(Excerpts from a figure dataset)
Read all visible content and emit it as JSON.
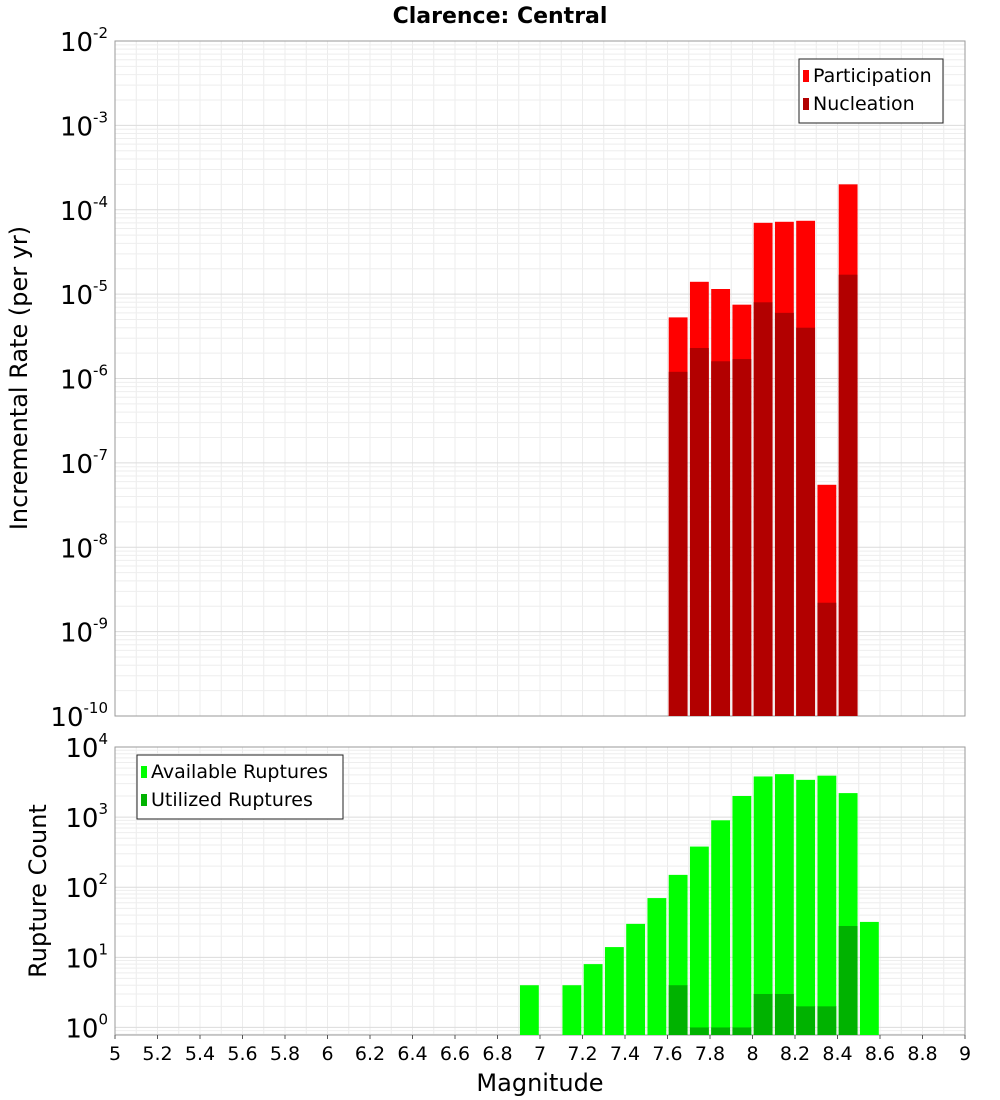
{
  "chart_data": [
    {
      "type": "bar",
      "title": "Clarence: Central",
      "xlabel": "",
      "ylabel": "Incremental Rate (per yr)",
      "yscale": "log",
      "ylim": [
        1e-10,
        0.01
      ],
      "xlim": [
        5,
        9
      ],
      "grid": true,
      "legend_position": "top-right",
      "x": [
        7.65,
        7.75,
        7.85,
        7.95,
        8.05,
        8.15,
        8.25,
        8.35,
        8.45
      ],
      "series": [
        {
          "name": "Participation",
          "color": "#ff0000",
          "values": [
            5.3e-06,
            1.4e-05,
            1.15e-05,
            7.5e-06,
            7e-05,
            7.2e-05,
            7.4e-05,
            5.5e-08,
            0.0002
          ]
        },
        {
          "name": "Nucleation",
          "color": "#b20000",
          "values": [
            1.2e-06,
            2.3e-06,
            1.6e-06,
            1.7e-06,
            8e-06,
            6e-06,
            4e-06,
            2.2e-09,
            1.7e-05
          ]
        }
      ],
      "y_ticks": [
        {
          "base": "10",
          "exp": "-2"
        },
        {
          "base": "10",
          "exp": "-3"
        },
        {
          "base": "10",
          "exp": "-4"
        },
        {
          "base": "10",
          "exp": "-5"
        },
        {
          "base": "10",
          "exp": "-6"
        },
        {
          "base": "10",
          "exp": "-7"
        },
        {
          "base": "10",
          "exp": "-8"
        },
        {
          "base": "10",
          "exp": "-9"
        },
        {
          "base": "10",
          "exp": "-10"
        }
      ]
    },
    {
      "type": "bar",
      "title": "",
      "xlabel": "Magnitude",
      "ylabel": "Rupture Count",
      "yscale": "log",
      "ylim": [
        0.78,
        10000
      ],
      "xlim": [
        5,
        9
      ],
      "grid": true,
      "legend_position": "top-left",
      "x": [
        6.95,
        7.15,
        7.25,
        7.35,
        7.45,
        7.55,
        7.65,
        7.75,
        7.85,
        7.95,
        8.05,
        8.15,
        8.25,
        8.35,
        8.45,
        8.55
      ],
      "series": [
        {
          "name": "Available Ruptures",
          "color": "#00ff00",
          "values": [
            4,
            4,
            8,
            14,
            30,
            70,
            150,
            380,
            900,
            2000,
            3800,
            4100,
            3400,
            3900,
            2200,
            32
          ]
        },
        {
          "name": "Utilized Ruptures",
          "color": "#00b200",
          "values": [
            null,
            null,
            null,
            null,
            null,
            null,
            4,
            1,
            1,
            1,
            3,
            3,
            2,
            2,
            28,
            null
          ]
        }
      ],
      "y_ticks": [
        {
          "base": "10",
          "exp": "4"
        },
        {
          "base": "10",
          "exp": "3"
        },
        {
          "base": "10",
          "exp": "2"
        },
        {
          "base": "10",
          "exp": "1"
        },
        {
          "base": "10",
          "exp": "0"
        }
      ],
      "x_ticks": [
        "5",
        "5.2",
        "5.4",
        "5.6",
        "5.8",
        "6",
        "6.2",
        "6.4",
        "6.6",
        "6.8",
        "7",
        "7.2",
        "7.4",
        "7.6",
        "7.8",
        "8",
        "8.2",
        "8.4",
        "8.6",
        "8.8",
        "9"
      ]
    }
  ]
}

▶ [WHAT YOU NEED TO DO]: Your copy should repeat each entry above exactly but contain no pictures.

▶ [RIGHT ANSWER]:
Read all visible content and emit it as JSON.
{
  "chart_data": [
    {
      "type": "bar",
      "title": "Clarence: Central",
      "xlabel": "",
      "ylabel": "Incremental Rate (per yr)",
      "yscale": "log",
      "ylim": [
        1e-10,
        0.01
      ],
      "xlim": [
        5,
        9
      ],
      "grid": true,
      "legend_position": "top-right",
      "x": [
        7.65,
        7.75,
        7.85,
        7.95,
        8.05,
        8.15,
        8.25,
        8.35,
        8.45
      ],
      "series": [
        {
          "name": "Participation",
          "color": "#ff0000",
          "values": [
            5.3e-06,
            1.4e-05,
            1.15e-05,
            7.5e-06,
            7e-05,
            7.2e-05,
            7.4e-05,
            5.5e-08,
            0.0002
          ]
        },
        {
          "name": "Nucleation",
          "color": "#b20000",
          "values": [
            1.2e-06,
            2.3e-06,
            1.6e-06,
            1.7e-06,
            8e-06,
            6e-06,
            4e-06,
            2.2e-09,
            1.7e-05
          ]
        }
      ],
      "y_ticks": [
        {
          "base": "10",
          "exp": "-2"
        },
        {
          "base": "10",
          "exp": "-3"
        },
        {
          "base": "10",
          "exp": "-4"
        },
        {
          "base": "10",
          "exp": "-5"
        },
        {
          "base": "10",
          "exp": "-6"
        },
        {
          "base": "10",
          "exp": "-7"
        },
        {
          "base": "10",
          "exp": "-8"
        },
        {
          "base": "10",
          "exp": "-9"
        },
        {
          "base": "10",
          "exp": "-10"
        }
      ]
    },
    {
      "type": "bar",
      "title": "",
      "xlabel": "Magnitude",
      "ylabel": "Rupture Count",
      "yscale": "log",
      "ylim": [
        0.78,
        10000
      ],
      "xlim": [
        5,
        9
      ],
      "grid": true,
      "legend_position": "top-left",
      "x": [
        6.95,
        7.15,
        7.25,
        7.35,
        7.45,
        7.55,
        7.65,
        7.75,
        7.85,
        7.95,
        8.05,
        8.15,
        8.25,
        8.35,
        8.45,
        8.55
      ],
      "series": [
        {
          "name": "Available Ruptures",
          "color": "#00ff00",
          "values": [
            4,
            4,
            8,
            14,
            30,
            70,
            150,
            380,
            900,
            2000,
            3800,
            4100,
            3400,
            3900,
            2200,
            32
          ]
        },
        {
          "name": "Utilized Ruptures",
          "color": "#00b200",
          "values": [
            null,
            null,
            null,
            null,
            null,
            null,
            4,
            1,
            1,
            1,
            3,
            3,
            2,
            2,
            28,
            null
          ]
        }
      ],
      "y_ticks": [
        {
          "base": "10",
          "exp": "4"
        },
        {
          "base": "10",
          "exp": "3"
        },
        {
          "base": "10",
          "exp": "2"
        },
        {
          "base": "10",
          "exp": "1"
        },
        {
          "base": "10",
          "exp": "0"
        }
      ],
      "x_ticks": [
        "5",
        "5.2",
        "5.4",
        "5.6",
        "5.8",
        "6",
        "6.2",
        "6.4",
        "6.6",
        "6.8",
        "7",
        "7.2",
        "7.4",
        "7.6",
        "7.8",
        "8",
        "8.2",
        "8.4",
        "8.6",
        "8.8",
        "9"
      ]
    }
  ]
}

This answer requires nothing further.